RECORDS PROVIDED:

== == ==

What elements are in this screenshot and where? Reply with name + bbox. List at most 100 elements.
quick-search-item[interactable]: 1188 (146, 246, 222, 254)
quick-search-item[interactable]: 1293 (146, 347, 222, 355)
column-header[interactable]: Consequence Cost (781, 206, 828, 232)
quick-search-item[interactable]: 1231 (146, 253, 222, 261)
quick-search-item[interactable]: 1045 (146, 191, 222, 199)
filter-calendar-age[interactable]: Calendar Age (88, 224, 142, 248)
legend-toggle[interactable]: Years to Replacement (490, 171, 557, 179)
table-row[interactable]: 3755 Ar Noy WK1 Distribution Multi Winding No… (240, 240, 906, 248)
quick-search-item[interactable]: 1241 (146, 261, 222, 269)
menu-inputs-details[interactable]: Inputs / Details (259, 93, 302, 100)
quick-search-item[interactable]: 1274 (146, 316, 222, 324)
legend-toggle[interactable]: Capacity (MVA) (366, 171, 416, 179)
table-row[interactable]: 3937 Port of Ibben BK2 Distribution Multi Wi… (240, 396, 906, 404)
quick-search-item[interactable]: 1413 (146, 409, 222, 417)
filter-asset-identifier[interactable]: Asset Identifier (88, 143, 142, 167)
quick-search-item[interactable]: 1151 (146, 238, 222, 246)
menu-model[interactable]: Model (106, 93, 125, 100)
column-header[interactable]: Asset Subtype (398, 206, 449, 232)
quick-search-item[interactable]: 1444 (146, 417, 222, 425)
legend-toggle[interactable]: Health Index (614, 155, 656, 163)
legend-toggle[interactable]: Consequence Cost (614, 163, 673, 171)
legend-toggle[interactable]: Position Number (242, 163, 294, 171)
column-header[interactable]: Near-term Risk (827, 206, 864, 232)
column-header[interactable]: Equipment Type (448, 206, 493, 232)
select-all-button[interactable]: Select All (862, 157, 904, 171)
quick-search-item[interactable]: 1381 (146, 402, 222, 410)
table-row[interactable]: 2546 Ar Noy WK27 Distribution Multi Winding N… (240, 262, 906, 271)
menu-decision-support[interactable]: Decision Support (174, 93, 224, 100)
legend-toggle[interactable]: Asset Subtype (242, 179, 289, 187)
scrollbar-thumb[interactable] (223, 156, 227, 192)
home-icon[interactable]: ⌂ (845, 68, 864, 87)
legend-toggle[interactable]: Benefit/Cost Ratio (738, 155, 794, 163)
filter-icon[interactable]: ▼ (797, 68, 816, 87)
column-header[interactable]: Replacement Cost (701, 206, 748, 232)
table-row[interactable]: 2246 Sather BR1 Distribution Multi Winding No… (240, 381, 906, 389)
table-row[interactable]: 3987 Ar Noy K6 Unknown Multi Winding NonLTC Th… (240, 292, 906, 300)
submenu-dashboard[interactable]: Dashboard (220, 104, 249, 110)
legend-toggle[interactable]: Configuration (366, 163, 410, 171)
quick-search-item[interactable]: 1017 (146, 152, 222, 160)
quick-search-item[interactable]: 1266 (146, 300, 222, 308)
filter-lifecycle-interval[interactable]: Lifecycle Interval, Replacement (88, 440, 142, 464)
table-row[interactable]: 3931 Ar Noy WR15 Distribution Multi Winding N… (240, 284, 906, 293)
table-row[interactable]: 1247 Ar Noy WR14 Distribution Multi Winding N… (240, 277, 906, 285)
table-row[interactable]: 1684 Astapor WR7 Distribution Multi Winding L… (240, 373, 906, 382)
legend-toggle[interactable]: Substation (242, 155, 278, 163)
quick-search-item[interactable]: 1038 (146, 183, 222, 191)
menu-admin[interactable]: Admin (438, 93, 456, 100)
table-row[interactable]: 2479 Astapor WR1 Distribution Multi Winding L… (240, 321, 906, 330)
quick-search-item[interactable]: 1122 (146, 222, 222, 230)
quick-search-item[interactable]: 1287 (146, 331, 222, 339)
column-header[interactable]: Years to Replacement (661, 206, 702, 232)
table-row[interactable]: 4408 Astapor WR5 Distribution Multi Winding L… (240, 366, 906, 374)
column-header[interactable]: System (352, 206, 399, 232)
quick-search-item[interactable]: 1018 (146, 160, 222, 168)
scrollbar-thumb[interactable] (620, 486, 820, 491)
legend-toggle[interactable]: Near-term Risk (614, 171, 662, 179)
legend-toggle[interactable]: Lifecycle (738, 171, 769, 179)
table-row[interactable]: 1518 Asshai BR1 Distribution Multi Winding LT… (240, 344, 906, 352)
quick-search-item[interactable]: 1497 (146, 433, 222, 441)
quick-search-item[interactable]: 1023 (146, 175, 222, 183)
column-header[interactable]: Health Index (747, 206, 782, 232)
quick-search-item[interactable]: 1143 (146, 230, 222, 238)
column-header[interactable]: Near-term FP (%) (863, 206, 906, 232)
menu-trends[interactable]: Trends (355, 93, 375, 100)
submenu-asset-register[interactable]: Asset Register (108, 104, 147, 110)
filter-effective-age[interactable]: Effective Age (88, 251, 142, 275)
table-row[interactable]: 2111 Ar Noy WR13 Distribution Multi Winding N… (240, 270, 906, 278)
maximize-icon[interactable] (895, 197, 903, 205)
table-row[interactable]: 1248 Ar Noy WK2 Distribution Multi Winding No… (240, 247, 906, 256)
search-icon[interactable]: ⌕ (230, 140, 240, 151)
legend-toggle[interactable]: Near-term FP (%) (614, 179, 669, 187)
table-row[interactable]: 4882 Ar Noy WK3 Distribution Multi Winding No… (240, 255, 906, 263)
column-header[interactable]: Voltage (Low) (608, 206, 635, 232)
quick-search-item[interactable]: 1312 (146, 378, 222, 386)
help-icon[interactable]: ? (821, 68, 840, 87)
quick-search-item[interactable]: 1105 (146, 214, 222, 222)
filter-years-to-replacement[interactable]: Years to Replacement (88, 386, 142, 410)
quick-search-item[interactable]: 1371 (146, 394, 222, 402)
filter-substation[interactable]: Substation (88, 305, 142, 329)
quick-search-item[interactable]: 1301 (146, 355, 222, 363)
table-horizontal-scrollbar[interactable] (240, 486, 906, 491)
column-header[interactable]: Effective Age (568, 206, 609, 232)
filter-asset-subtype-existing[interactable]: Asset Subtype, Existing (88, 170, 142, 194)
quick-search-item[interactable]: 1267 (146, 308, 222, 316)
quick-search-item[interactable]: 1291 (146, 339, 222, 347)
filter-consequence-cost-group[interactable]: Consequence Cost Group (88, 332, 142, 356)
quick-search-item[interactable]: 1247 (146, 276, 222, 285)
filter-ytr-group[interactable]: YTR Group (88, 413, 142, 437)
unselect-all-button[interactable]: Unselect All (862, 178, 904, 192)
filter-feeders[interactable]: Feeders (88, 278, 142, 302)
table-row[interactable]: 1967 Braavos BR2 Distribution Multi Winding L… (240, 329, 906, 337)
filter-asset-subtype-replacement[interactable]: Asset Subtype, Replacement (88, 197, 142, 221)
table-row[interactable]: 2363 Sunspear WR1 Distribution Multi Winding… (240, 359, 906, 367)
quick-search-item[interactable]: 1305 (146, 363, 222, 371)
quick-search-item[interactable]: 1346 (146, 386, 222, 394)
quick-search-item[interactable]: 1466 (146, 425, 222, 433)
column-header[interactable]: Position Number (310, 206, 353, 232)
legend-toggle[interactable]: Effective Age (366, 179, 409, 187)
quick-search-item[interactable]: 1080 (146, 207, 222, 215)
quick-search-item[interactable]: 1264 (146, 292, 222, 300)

== == ==

Gather each line of the items above that contains the string "icon".

home-icon[interactable]: ⌂ (845, 68, 864, 87)
filter-icon[interactable]: ▼ (797, 68, 816, 87)
maximize-icon[interactable] (895, 197, 903, 205)
search-icon[interactable]: ⌕ (230, 140, 240, 151)
help-icon[interactable]: ? (821, 68, 840, 87)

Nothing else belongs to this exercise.